Leave out the pictures and repeat everything else in the records exactly.

※

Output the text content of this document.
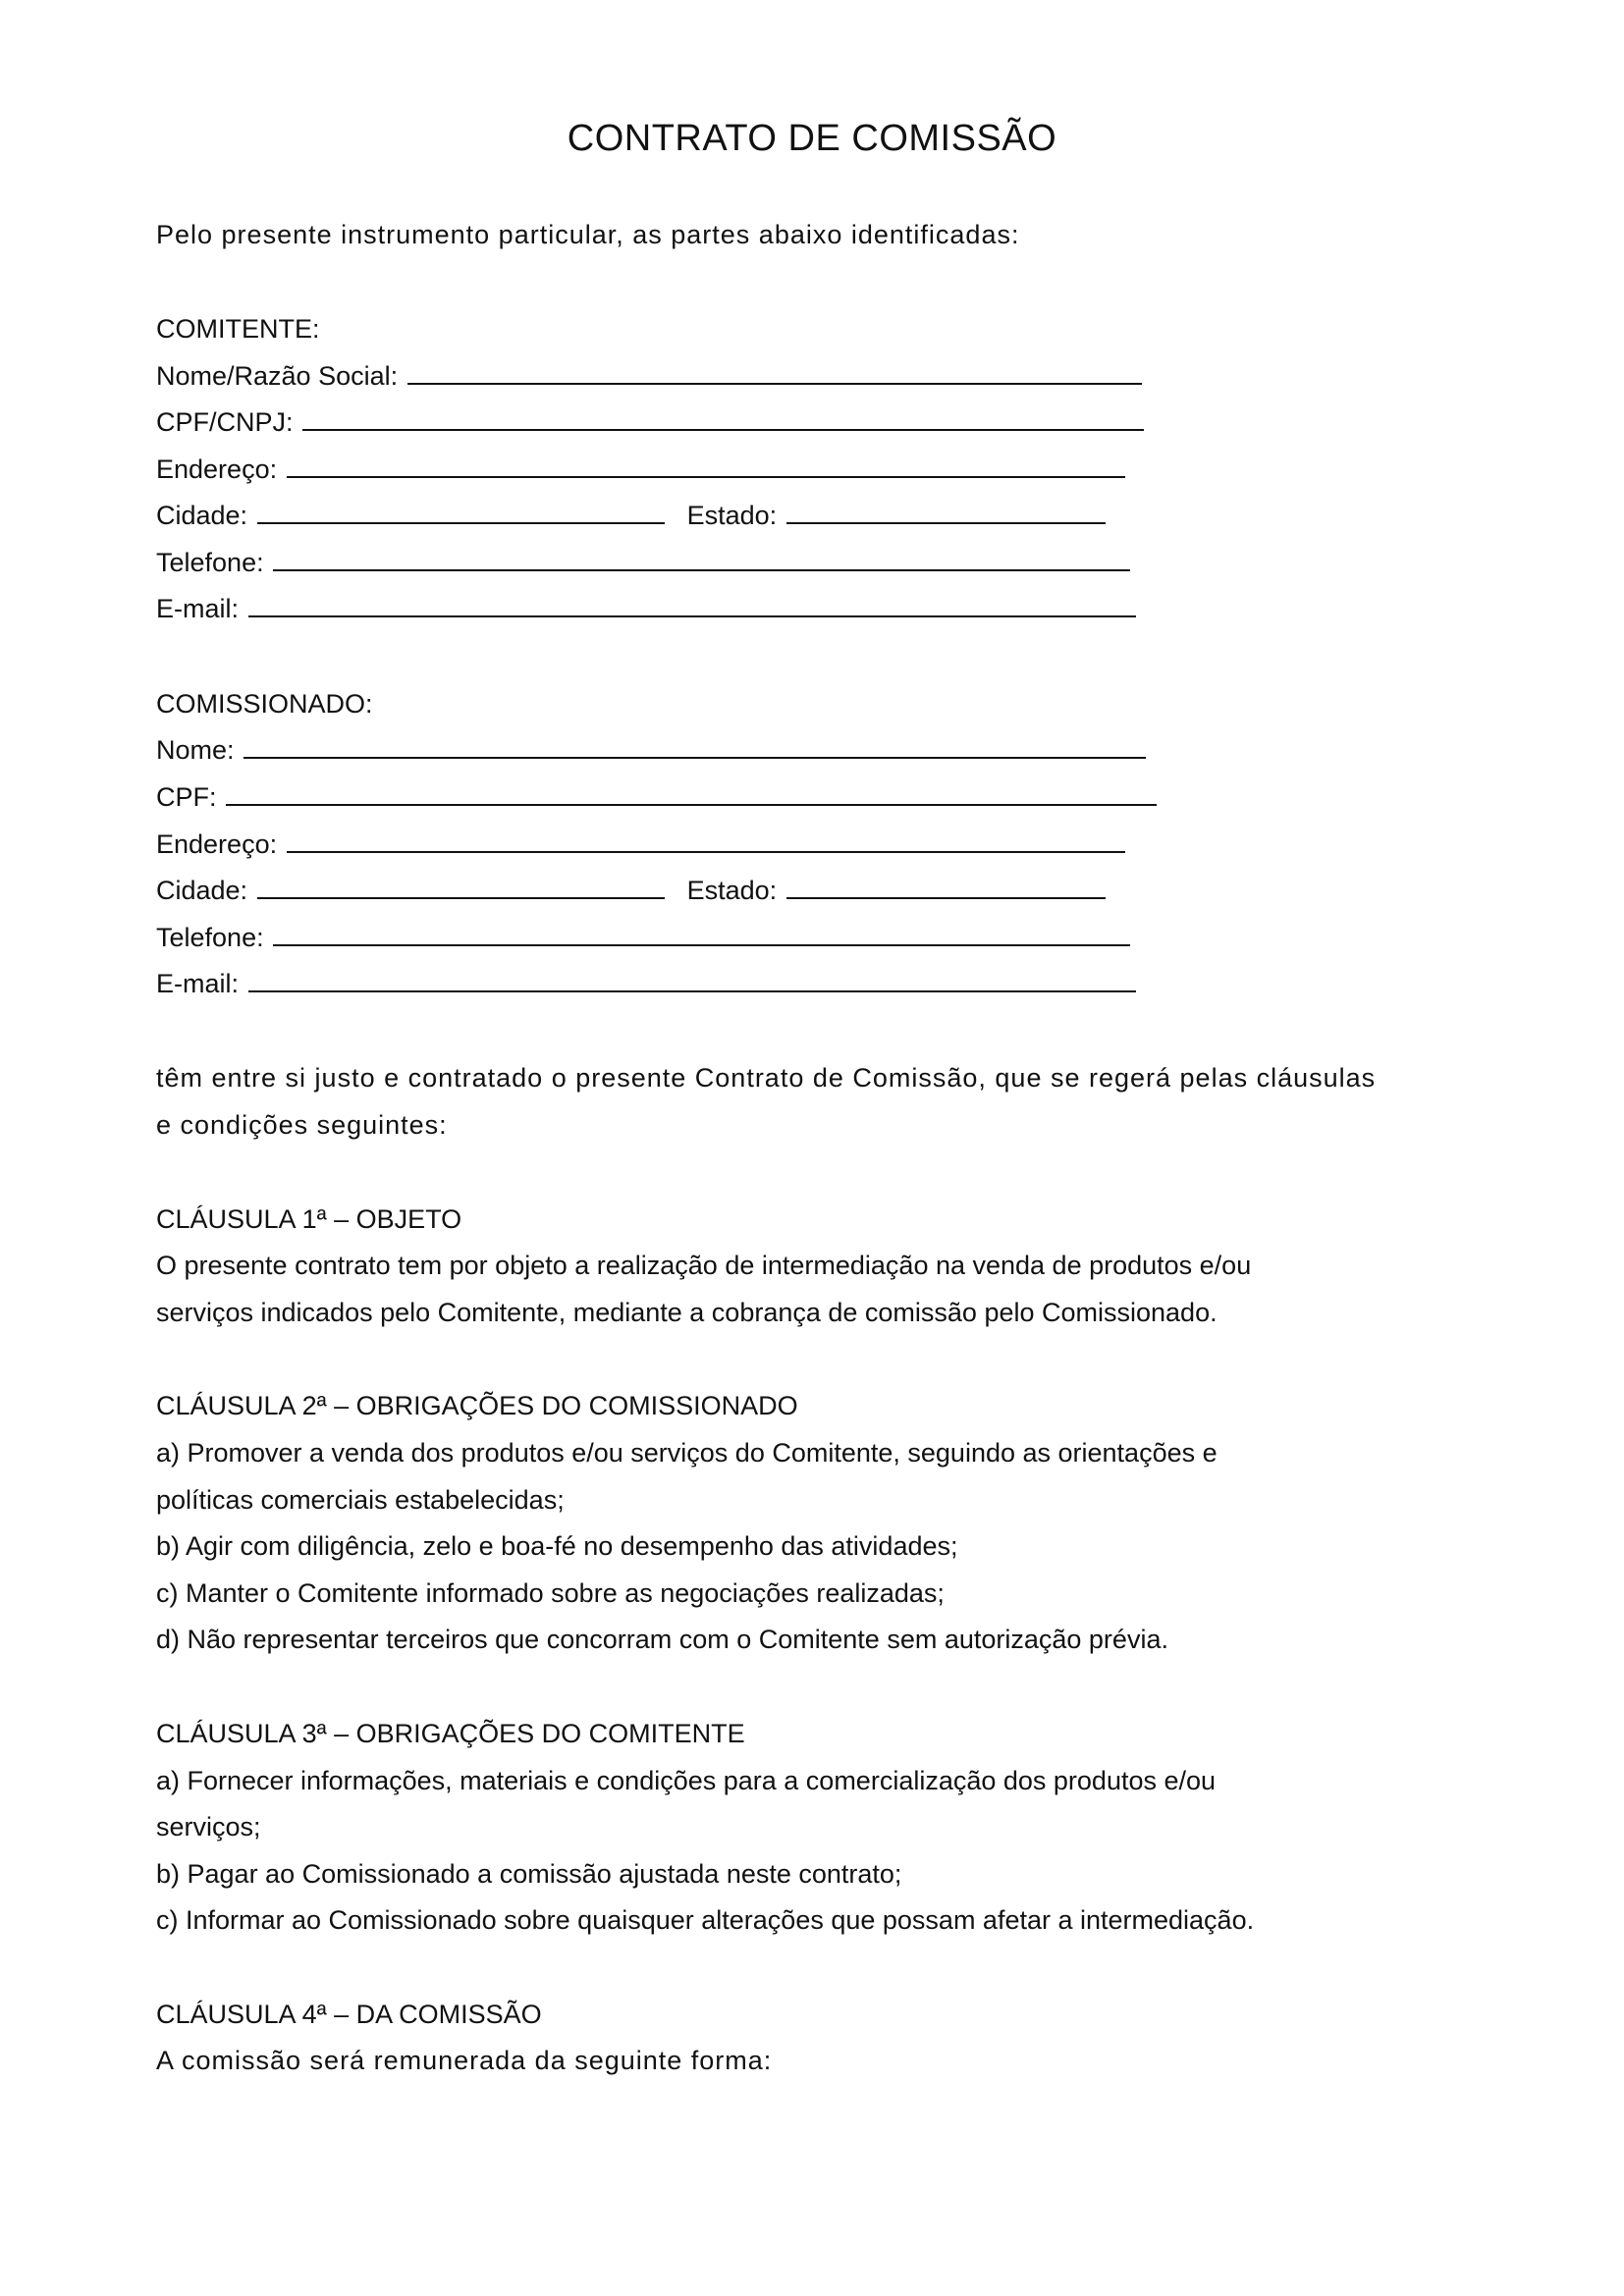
CONTRATO DE COMISSÃO
Pelo presente instrumento particular, as partes abaixo identificadas:
COMITENTE:
Nome/Razão Social:
CPF/CNPJ:
Endereço:
Cidade:	Estado:
Telefone:
E-mail:
COMISSIONADO:
Nome:
CPF:
Endereço:
Cidade:	Estado:
Telefone:
E-mail:
têm entre si justo e contratado o presente Contrato de Comissão, que se regerá pelas cláusulas
e condições seguintes:
CLÁUSULA 1ª – OBJETO
O presente contrato tem por objeto a realização de intermediação na venda de produtos e/ou
serviços indicados pelo Comitente, mediante a cobrança de comissão pelo Comissionado.
CLÁUSULA 2ª – OBRIGAÇÕES DO COMISSIONADO
a) Promover a venda dos produtos e/ou serviços do Comitente, seguindo as orientações e
políticas comerciais estabelecidas;
b) Agir com diligência, zelo e boa-fé no desempenho das atividades;
c) Manter o Comitente informado sobre as negociações realizadas;
d) Não representar terceiros que concorram com o Comitente sem autorização prévia.
CLÁUSULA 3ª – OBRIGAÇÕES DO COMITENTE
a) Fornecer informações, materiais e condições para a comercialização dos produtos e/ou
serviços;
b) Pagar ao Comissionado a comissão ajustada neste contrato;
c) Informar ao Comissionado sobre quaisquer alterações que possam afetar a intermediação.
CLÁUSULA 4ª – DA COMISSÃO
A comissão será remunerada da seguinte forma:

※

#### [Expected output]
Output the text content of this document.
CONTRATO DE COMISSÃO
Pelo presente instrumento particular, as partes abaixo identificadas:
COMITENTE:
Nome/Razão Social:
CPF/CNPJ:
Endereço:
Cidade:	Estado:
Telefone:
E-mail:
COMISSIONADO:
Nome:
CPF:
Endereço:
Cidade:	Estado:
Telefone:
E-mail:
têm entre si justo e contratado o presente Contrato de Comissão, que se regerá pelas cláusulas
e condições seguintes:
CLÁUSULA 1ª – OBJETO
O presente contrato tem por objeto a realização de intermediação na venda de produtos e/ou
serviços indicados pelo Comitente, mediante a cobrança de comissão pelo Comissionado.
CLÁUSULA 2ª – OBRIGAÇÕES DO COMISSIONADO
a) Promover a venda dos produtos e/ou serviços do Comitente, seguindo as orientações e
políticas comerciais estabelecidas;
b) Agir com diligência, zelo e boa-fé no desempenho das atividades;
c) Manter o Comitente informado sobre as negociações realizadas;
d) Não representar terceiros que concorram com o Comitente sem autorização prévia.
CLÁUSULA 3ª – OBRIGAÇÕES DO COMITENTE
a) Fornecer informações, materiais e condições para a comercialização dos produtos e/ou
serviços;
b) Pagar ao Comissionado a comissão ajustada neste contrato;
c) Informar ao Comissionado sobre quaisquer alterações que possam afetar a intermediação.
CLÁUSULA 4ª – DA COMISSÃO
A comissão será remunerada da seguinte forma:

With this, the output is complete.